- Problema proposto 1 -
Transcreva literalmente o trecho do texto citado que começa em "Os mulas e o" e termina em "Confira a entrevista.".

- Texto citado -
<<<<
Os mulas e o tráfico formiguinha na fronteira Brasil-Paraguai.

Entrevista especial com Andréa Pires Rocha

A maioria dos jovens que ingressa no tráfico de drogas não o fazem por “necessidades básicas, mas sim por necessidades determinadas pela sociedade do consumo e pelas contradições do próprio modo de produção capitalista”, constata a assistente social.

Confira a entrevista. 


Uma das engrenagens do narcotráfico, os “mulas”, como são chamados os adolescentes que transportam drogas na fronteira Brasil-Paraguai, sinalizam um problema social negligenciado pelo Estado brasileiro e pela sociedade civil. Num contexto de violência e insegurança, eles “mantém o funcionamento do ‘tráfico formiguinha’, que acontece a partir do transporte de poucas quantidades” de droga, diz a assistente social Andréa Rocha à IHU On-Line. Para ela, adolescentes que transportam aproximadamente 30 quilos de drogas são “utilizados como ‘bodes expiatórios’, pois há um grande alarde com a apreensão de alguns quilos de maconha com esses meninos e meninas, porém todos sabem que o fornecimento de maconha no país não funciona com quilos, mas sim com toneladas”. Diante desse processo, os jovens “sofrem duplamente, pois por um lado são criminalizados pelo Estado e a sociedade e, por outro, são explorados pelo narcotráfico”, salienta em entrevista concedida por e-mail.

De acordo com a pesquisadora, as cidades do norte e oeste do Paraná possuem elevado índice de apreensões de adolescentes sob acusação de tráfico de entorpecentes. Isso acontece porque o Paraná faz fronteira com o Paraguai, de onde vem “60% da maconha utilizada no Brasil”. Entre as rotas do narcotráfico transfronteiriço, Andréa destaca a “Rodovia BR-277, que liga o Porto de Paranaguá à Ponte Internacional da Amizade; a Rodovia BR-369, que tem como um dos seus polos a cidade de Cascavel, atravessando todo estado de São Paulo e chegando até parte de Minas Gerais; e a BR-163, que integra o Centro Sul e Oeste ao Centro Norte do país, ligando, portanto, o Paraná ao Mato Grosso do Sul, passando rente a fronteira Brasil-Paraguai”. 

Ao comentar as propostas de reforma do Código Penal, onde discute-se também a criminalização das drogas,Andréa enfatiza que “é o proibicionismo que faz com que a questão das drogas aconteça a partir da regulação da violência”. E dispara: “Enquanto não houver uma regulamentação que envolva uso, produção, distribuição e venda de drogas no mesmo contexto, o caminho irá sempre em direção do controle e da criminalização dos pobres”.
>>>>
- Problema proposto 2 -
Na listagem, troque "Define Relationship" por "Definir Relacionamento" nas linhas que começam na que contém "minimize-button[interactable] bbox=[462, 5, 488, 22]" e terminam na que contém "relationship-icon bbox=[13, 10, 29, 26]", ambas incluídas. Apresente só essas linhas, sem nenhuma outra alteração.

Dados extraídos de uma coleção
<<<<
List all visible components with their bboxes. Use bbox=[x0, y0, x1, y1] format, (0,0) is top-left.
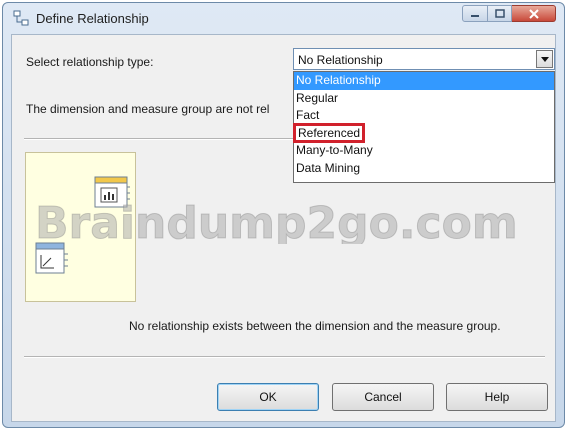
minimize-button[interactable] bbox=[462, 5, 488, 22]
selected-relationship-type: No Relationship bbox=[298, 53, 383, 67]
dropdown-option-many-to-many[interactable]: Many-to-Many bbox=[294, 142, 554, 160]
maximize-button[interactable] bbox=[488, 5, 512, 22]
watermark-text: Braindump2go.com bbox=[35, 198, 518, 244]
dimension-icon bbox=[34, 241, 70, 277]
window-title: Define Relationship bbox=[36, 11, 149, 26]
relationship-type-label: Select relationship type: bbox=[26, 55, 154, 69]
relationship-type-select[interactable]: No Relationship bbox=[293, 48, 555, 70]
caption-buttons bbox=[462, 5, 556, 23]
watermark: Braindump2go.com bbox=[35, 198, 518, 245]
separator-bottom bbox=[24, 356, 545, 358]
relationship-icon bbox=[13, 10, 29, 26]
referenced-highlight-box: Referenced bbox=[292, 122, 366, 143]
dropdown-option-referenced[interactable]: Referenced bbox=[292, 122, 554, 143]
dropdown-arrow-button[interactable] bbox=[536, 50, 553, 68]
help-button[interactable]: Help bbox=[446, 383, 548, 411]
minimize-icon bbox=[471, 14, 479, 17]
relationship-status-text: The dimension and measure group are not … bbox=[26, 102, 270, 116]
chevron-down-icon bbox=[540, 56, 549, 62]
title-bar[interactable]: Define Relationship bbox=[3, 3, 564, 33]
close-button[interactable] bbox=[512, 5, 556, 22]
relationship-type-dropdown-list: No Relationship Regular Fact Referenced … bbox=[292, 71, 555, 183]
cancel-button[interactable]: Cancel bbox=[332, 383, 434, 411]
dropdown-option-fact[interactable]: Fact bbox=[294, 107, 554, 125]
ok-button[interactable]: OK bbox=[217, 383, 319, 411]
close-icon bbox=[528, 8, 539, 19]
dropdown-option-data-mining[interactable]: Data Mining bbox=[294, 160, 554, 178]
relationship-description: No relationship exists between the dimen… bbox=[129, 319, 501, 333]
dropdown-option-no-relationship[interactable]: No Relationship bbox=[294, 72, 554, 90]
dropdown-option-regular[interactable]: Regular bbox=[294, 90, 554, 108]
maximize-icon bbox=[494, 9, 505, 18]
>>>>
- Resultado 1 -
Os mulas e o tráfico formiguinha na fronteira Brasil-Paraguai.

Entrevista especial com Andréa Pires Rocha

A maioria dos jovens que ingressa no tráfico de drogas não o fazem por “necessidades básicas, mas sim por necessidades determinadas pela sociedade do consumo e pelas contradições do próprio modo de produção capitalista”, constata a assistente social.

Confira a entrevista.

- Resultado 2 -
minimize-button[interactable] bbox=[462, 5, 488, 22]
selected-relationship-type: No Relationship bbox=[298, 53, 383, 67]
dropdown-option-many-to-many[interactable]: Many-to-Many bbox=[294, 142, 554, 160]
maximize-button[interactable] bbox=[488, 5, 512, 22]
watermark-text: Braindump2go.com bbox=[35, 198, 518, 244]
dimension-icon bbox=[34, 241, 70, 277]
window-title: Definir Relacionamento bbox=[36, 11, 149, 26]
relationship-type-label: Select relationship type: bbox=[26, 55, 154, 69]
relationship-type-select[interactable]: No Relationship bbox=[293, 48, 555, 70]
caption-buttons bbox=[462, 5, 556, 23]
watermark: Braindump2go.com bbox=[35, 198, 518, 245]
separator-bottom bbox=[24, 356, 545, 358]
relationship-icon bbox=[13, 10, 29, 26]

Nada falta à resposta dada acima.